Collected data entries
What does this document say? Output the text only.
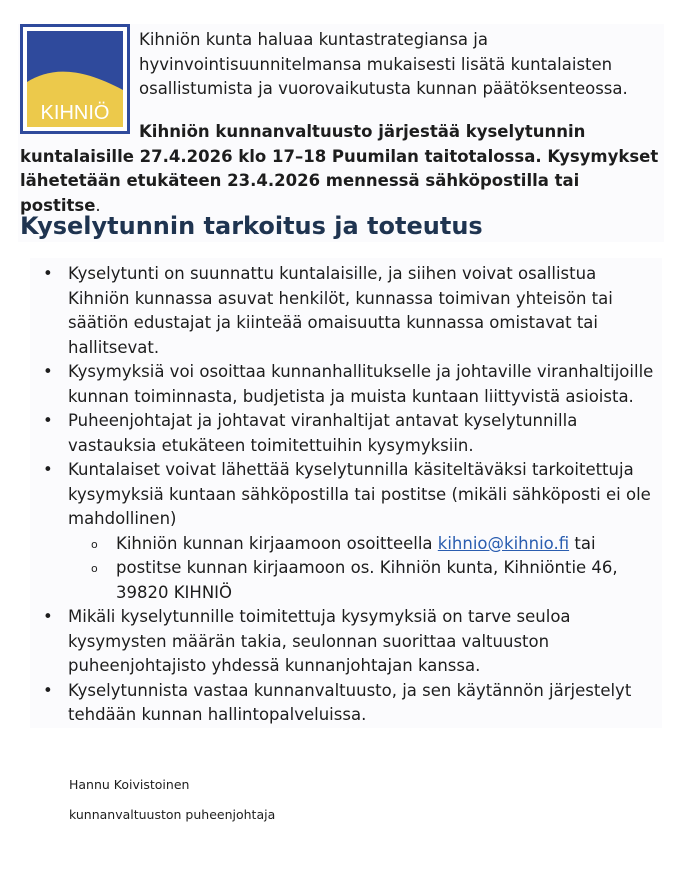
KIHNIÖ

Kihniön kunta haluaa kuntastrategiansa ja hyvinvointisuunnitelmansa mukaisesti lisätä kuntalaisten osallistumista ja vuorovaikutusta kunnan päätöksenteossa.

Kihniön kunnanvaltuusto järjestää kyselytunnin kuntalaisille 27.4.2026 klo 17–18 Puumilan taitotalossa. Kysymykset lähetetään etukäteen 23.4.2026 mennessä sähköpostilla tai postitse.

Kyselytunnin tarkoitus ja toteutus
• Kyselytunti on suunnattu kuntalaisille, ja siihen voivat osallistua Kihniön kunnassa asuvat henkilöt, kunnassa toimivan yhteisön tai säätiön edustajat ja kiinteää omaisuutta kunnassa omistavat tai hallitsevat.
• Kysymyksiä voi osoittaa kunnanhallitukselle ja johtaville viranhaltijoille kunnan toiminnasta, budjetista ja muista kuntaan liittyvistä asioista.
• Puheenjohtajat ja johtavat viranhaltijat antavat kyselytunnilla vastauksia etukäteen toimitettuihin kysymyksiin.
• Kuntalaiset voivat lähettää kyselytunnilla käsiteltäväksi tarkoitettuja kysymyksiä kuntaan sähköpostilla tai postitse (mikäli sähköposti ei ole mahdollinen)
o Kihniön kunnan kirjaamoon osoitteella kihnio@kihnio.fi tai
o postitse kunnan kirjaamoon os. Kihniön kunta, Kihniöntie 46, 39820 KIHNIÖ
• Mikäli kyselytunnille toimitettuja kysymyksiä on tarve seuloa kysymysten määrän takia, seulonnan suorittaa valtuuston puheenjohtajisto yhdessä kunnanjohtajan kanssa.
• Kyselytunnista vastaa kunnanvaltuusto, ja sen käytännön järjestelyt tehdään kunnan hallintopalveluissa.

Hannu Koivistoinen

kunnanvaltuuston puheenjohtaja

* _Set problem_: Using the records above, output their complete text exactly, minus any images.

* _Full solution_:
What does this document say? Output the text only.
KIHNIÖ

Kihniön kunta haluaa kuntastrategiansa ja hyvinvointisuunnitelmansa mukaisesti lisätä kuntalaisten osallistumista ja vuorovaikutusta kunnan päätöksenteossa.

Kihniön kunnanvaltuusto järjestää kyselytunnin kuntalaisille 27.4.2026 klo 17–18 Puumilan taitotalossa. Kysymykset lähetetään etukäteen 23.4.2026 mennessä sähköpostilla tai postitse.

Kyselytunnin tarkoitus ja toteutus
• Kyselytunti on suunnattu kuntalaisille, ja siihen voivat osallistua Kihniön kunnassa asuvat henkilöt, kunnassa toimivan yhteisön tai säätiön edustajat ja kiinteää omaisuutta kunnassa omistavat tai hallitsevat.
• Kysymyksiä voi osoittaa kunnanhallitukselle ja johtaville viranhaltijoille kunnan toiminnasta, budjetista ja muista kuntaan liittyvistä asioista.
• Puheenjohtajat ja johtavat viranhaltijat antavat kyselytunnilla vastauksia etukäteen toimitettuihin kysymyksiin.
• Kuntalaiset voivat lähettää kyselytunnilla käsiteltäväksi tarkoitettuja kysymyksiä kuntaan sähköpostilla tai postitse (mikäli sähköposti ei ole mahdollinen)
o Kihniön kunnan kirjaamoon osoitteella kihnio@kihnio.fi tai
o postitse kunnan kirjaamoon os. Kihniön kunta, Kihniöntie 46, 39820 KIHNIÖ
• Mikäli kyselytunnille toimitettuja kysymyksiä on tarve seuloa kysymysten määrän takia, seulonnan suorittaa valtuuston puheenjohtajisto yhdessä kunnanjohtajan kanssa.
• Kyselytunnista vastaa kunnanvaltuusto, ja sen käytännön järjestelyt tehdään kunnan hallintopalveluissa.

Hannu Koivistoinen

kunnanvaltuuston puheenjohtaja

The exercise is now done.